> **EXERCISE REQUIREMENTS**
From the records below, copy every line that contains the word "Migration".

> **RECORDED INFORMATION**

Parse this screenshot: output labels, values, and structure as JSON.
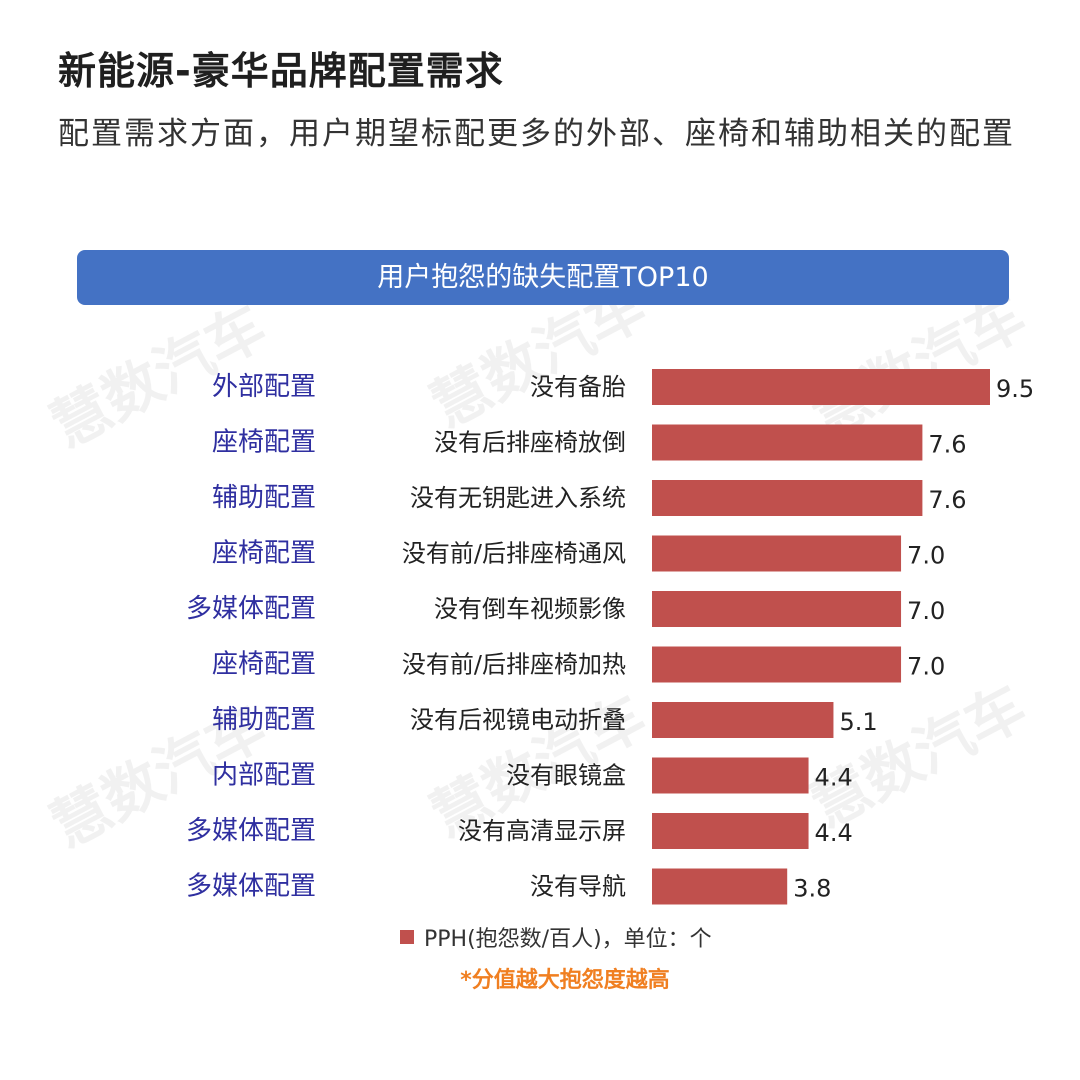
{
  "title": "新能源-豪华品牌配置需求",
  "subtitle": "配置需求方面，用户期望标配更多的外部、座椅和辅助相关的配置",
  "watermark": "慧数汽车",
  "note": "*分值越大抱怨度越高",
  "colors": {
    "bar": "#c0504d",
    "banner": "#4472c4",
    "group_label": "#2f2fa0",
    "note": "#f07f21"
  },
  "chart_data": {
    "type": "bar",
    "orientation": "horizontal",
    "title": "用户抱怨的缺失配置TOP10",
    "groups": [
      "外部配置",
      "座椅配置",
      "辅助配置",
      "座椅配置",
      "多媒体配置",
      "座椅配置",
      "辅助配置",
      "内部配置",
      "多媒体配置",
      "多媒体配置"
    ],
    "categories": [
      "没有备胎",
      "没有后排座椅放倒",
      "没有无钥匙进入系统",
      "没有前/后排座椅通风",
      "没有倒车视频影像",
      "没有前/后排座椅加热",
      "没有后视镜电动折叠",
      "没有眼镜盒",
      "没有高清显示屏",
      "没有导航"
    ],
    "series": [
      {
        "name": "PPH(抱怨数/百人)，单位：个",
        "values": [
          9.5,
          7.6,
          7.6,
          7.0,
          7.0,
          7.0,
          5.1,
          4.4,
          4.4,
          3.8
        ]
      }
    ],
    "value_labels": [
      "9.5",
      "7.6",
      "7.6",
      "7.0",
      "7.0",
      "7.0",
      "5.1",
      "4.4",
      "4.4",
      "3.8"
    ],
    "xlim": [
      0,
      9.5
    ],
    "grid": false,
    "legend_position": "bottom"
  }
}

--

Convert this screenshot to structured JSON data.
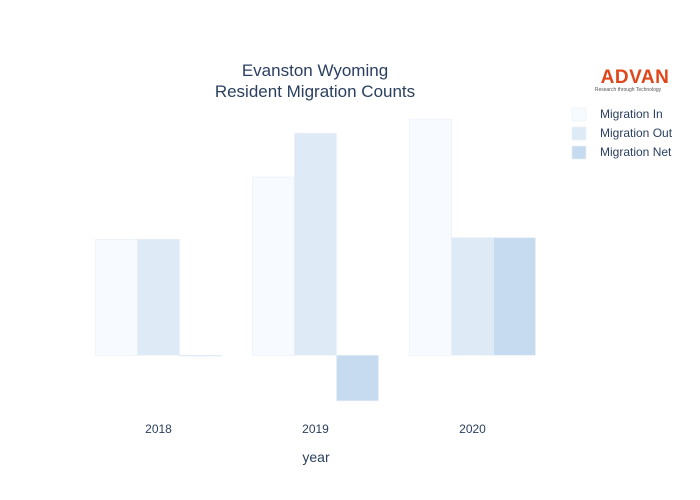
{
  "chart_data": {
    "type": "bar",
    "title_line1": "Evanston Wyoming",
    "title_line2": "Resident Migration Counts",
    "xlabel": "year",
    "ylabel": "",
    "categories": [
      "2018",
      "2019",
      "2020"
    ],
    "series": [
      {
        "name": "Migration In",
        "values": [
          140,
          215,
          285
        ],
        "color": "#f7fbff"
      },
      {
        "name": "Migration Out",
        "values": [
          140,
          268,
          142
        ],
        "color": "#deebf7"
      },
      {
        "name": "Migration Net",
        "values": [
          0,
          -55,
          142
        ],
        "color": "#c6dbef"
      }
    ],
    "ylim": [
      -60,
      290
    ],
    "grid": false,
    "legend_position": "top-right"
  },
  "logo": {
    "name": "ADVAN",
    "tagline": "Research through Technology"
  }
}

> **RESULT**
    "title_line2": "Resident Migration Counts",
        "name": "Migration In",
        "name": "Migration Out",
        "name": "Migration Net",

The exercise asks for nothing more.